__PROBLEM TO WORK ON__:
Can you reproduce the entries word for word, from the very start of the entries through the line holding "paragraph-text: Цели обработки", inclusive?

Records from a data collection
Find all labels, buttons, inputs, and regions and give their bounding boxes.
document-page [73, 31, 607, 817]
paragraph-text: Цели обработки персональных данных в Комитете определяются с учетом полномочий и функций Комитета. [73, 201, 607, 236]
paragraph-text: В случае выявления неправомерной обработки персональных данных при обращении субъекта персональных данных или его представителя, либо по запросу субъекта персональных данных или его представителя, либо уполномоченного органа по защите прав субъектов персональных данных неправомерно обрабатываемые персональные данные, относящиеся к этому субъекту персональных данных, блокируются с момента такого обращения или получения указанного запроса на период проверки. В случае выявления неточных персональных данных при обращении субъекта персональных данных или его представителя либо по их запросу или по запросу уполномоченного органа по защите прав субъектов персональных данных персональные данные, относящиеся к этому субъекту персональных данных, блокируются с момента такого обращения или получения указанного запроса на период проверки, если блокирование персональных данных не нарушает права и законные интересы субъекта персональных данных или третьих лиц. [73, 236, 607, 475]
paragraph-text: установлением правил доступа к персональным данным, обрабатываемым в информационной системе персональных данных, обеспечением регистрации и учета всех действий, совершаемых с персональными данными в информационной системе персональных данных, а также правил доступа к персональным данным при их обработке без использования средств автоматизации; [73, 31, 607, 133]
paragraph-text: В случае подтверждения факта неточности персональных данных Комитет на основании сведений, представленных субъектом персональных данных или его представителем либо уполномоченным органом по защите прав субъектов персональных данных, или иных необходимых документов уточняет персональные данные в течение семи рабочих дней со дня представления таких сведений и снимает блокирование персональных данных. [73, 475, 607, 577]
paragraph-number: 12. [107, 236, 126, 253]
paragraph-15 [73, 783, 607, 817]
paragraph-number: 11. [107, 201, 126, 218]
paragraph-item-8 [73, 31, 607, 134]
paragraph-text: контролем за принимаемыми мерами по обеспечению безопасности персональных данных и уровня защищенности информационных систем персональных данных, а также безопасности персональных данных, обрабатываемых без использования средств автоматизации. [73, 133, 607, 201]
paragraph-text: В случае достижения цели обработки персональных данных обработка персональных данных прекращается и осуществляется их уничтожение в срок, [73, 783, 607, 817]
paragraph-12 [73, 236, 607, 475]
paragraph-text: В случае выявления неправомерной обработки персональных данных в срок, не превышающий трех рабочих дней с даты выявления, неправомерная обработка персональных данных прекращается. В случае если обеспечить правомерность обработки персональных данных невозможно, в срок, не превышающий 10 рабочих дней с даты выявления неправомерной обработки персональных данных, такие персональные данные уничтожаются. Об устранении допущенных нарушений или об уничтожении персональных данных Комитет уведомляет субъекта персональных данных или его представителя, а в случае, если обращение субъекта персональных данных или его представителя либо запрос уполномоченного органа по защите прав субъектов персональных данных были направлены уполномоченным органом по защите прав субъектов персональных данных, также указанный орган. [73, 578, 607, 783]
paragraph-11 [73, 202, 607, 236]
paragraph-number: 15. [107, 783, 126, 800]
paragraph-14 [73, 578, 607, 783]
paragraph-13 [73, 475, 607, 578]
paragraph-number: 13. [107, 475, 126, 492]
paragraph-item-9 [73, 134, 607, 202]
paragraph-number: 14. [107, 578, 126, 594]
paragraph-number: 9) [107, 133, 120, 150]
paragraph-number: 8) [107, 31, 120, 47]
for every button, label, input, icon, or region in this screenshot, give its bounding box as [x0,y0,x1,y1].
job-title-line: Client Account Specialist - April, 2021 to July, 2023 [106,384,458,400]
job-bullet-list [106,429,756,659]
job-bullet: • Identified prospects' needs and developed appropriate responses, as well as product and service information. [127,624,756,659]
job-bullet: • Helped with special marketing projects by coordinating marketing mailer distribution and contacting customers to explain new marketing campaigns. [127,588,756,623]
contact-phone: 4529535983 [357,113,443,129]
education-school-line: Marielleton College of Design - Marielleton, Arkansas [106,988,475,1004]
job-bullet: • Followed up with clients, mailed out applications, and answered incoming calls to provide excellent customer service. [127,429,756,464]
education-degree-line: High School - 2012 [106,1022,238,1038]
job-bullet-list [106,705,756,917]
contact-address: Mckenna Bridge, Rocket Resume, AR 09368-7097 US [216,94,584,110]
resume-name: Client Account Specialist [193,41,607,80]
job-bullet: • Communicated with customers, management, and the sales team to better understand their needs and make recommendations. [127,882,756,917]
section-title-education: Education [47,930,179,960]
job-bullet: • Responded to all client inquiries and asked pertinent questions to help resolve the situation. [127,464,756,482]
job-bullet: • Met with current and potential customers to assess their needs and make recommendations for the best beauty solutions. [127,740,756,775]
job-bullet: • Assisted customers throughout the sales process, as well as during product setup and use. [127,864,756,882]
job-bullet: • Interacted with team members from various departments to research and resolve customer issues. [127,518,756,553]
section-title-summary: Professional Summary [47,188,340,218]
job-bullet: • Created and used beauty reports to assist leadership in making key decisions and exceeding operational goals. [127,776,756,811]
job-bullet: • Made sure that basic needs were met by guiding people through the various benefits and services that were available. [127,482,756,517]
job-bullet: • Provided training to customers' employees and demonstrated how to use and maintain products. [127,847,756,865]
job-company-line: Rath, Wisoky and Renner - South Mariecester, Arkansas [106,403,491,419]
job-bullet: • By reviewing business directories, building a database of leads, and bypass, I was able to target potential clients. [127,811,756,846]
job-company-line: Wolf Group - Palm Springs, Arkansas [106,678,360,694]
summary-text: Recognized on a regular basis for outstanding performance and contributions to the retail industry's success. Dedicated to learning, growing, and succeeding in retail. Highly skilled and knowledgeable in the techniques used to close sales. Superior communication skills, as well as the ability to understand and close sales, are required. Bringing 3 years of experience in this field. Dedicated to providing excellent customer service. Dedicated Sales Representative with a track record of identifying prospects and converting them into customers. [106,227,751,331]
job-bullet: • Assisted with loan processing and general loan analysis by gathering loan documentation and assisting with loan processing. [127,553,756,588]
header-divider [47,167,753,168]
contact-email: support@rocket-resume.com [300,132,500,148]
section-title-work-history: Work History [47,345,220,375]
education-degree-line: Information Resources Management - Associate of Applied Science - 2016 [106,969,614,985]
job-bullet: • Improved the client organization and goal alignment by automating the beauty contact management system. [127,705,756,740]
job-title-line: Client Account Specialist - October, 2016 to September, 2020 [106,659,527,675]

__EXPECTED ANSWER__:
Find all labels, buttons, inputs, and regions and give their bounding boxes.
document-page [73, 31, 607, 817]
paragraph-text: Цели обработки персональных данных в Комитете определяются с учетом полномочий и функций Комитета. [73, 201, 607, 236]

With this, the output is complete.